Return the records below word for word, starting with their first line and ending with the line that contains "90, 393, 102]".
--
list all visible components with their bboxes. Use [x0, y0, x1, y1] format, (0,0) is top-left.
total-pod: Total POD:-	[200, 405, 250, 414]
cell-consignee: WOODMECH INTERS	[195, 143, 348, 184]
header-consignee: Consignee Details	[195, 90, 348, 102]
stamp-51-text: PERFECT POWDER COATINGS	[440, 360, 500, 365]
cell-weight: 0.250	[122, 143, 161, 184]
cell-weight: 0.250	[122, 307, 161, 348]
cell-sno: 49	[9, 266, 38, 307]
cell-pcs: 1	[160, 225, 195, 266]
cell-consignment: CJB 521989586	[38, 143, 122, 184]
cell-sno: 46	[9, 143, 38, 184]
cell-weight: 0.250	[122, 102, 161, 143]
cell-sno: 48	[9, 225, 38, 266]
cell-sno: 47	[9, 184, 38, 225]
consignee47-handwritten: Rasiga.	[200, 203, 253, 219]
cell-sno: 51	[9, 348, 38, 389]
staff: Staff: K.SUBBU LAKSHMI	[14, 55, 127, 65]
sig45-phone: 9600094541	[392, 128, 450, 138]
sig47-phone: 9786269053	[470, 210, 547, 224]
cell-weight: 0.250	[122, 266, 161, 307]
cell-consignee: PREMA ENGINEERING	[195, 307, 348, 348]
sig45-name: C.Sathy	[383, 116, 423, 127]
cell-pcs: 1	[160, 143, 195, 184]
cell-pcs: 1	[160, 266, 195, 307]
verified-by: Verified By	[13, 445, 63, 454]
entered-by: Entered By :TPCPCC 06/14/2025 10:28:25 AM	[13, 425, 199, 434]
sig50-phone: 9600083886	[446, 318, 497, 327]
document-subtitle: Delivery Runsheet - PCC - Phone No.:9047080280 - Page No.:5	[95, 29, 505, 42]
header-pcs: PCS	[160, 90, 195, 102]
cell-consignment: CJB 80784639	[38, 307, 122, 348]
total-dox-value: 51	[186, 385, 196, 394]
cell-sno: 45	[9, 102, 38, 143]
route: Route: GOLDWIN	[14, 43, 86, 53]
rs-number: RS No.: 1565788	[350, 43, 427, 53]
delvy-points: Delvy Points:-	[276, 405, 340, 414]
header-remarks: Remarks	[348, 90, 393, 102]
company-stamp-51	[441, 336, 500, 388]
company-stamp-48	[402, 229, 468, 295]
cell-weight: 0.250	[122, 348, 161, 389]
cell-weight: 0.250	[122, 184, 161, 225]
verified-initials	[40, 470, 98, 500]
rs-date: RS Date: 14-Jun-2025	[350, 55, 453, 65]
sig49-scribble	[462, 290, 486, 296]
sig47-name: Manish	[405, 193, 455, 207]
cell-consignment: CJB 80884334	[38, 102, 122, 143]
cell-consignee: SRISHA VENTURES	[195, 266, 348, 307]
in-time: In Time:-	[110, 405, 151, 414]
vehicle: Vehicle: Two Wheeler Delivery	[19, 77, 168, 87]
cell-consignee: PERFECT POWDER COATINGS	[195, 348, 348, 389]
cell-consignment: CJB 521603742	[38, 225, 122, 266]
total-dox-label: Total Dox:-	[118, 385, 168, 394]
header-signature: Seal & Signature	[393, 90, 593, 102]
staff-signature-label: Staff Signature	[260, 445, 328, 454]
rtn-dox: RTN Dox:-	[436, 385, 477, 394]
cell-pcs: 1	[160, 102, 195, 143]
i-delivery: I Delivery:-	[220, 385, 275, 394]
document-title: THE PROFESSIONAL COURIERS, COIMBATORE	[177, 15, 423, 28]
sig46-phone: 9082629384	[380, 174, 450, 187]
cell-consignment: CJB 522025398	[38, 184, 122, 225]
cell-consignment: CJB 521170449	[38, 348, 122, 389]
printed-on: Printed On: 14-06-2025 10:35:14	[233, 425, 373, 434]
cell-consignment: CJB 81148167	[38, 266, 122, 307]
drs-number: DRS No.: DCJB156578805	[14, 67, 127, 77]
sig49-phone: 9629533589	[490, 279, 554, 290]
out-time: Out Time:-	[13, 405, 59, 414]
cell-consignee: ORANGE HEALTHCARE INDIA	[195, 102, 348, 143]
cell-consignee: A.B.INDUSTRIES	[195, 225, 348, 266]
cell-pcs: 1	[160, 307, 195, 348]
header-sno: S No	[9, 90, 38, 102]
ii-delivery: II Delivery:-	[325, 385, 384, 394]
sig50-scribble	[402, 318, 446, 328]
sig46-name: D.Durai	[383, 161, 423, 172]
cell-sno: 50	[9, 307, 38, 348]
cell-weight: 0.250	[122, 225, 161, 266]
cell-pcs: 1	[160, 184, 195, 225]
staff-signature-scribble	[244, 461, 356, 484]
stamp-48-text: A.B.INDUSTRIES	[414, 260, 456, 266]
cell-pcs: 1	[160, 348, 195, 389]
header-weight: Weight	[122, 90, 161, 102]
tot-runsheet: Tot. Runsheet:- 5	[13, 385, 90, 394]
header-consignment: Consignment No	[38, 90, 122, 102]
--
- [COMPLETED TASK]
list all visible components with their bboxes. Use [x0, y0, x1, y1] format, (0,0) is top-left.
total-pod: Total POD:-	[200, 405, 250, 414]
cell-consignee: WOODMECH INTERS	[195, 143, 348, 184]
header-consignee: Consignee Details	[195, 90, 348, 102]
stamp-51-text: PERFECT POWDER COATINGS	[440, 360, 500, 365]
cell-weight: 0.250	[122, 143, 161, 184]
cell-weight: 0.250	[122, 307, 161, 348]
cell-sno: 49	[9, 266, 38, 307]
cell-pcs: 1	[160, 225, 195, 266]
cell-consignment: CJB 521989586	[38, 143, 122, 184]
cell-sno: 46	[9, 143, 38, 184]
cell-weight: 0.250	[122, 102, 161, 143]
cell-sno: 48	[9, 225, 38, 266]
cell-sno: 47	[9, 184, 38, 225]
consignee47-handwritten: Rasiga.	[200, 203, 253, 219]
cell-sno: 51	[9, 348, 38, 389]
staff: Staff: K.SUBBU LAKSHMI	[14, 55, 127, 65]
sig45-phone: 9600094541	[392, 128, 450, 138]
sig47-phone: 9786269053	[470, 210, 547, 224]
cell-weight: 0.250	[122, 266, 161, 307]
cell-consignee: PREMA ENGINEERING	[195, 307, 348, 348]
sig45-name: C.Sathy	[383, 116, 423, 127]
cell-pcs: 1	[160, 143, 195, 184]
cell-pcs: 1	[160, 266, 195, 307]
verified-by: Verified By	[13, 445, 63, 454]
entered-by: Entered By :TPCPCC 06/14/2025 10:28:25 AM	[13, 425, 199, 434]
sig50-phone: 9600083886	[446, 318, 497, 327]
document-subtitle: Delivery Runsheet - PCC - Phone No.:9047080280 - Page No.:5	[95, 29, 505, 42]
header-pcs: PCS	[160, 90, 195, 102]
cell-consignment: CJB 80784639	[38, 307, 122, 348]
total-dox-value: 51	[186, 385, 196, 394]
cell-sno: 45	[9, 102, 38, 143]
route: Route: GOLDWIN	[14, 43, 86, 53]
rs-number: RS No.: 1565788	[350, 43, 427, 53]
delvy-points: Delvy Points:-	[276, 405, 340, 414]
header-remarks: Remarks	[348, 90, 393, 102]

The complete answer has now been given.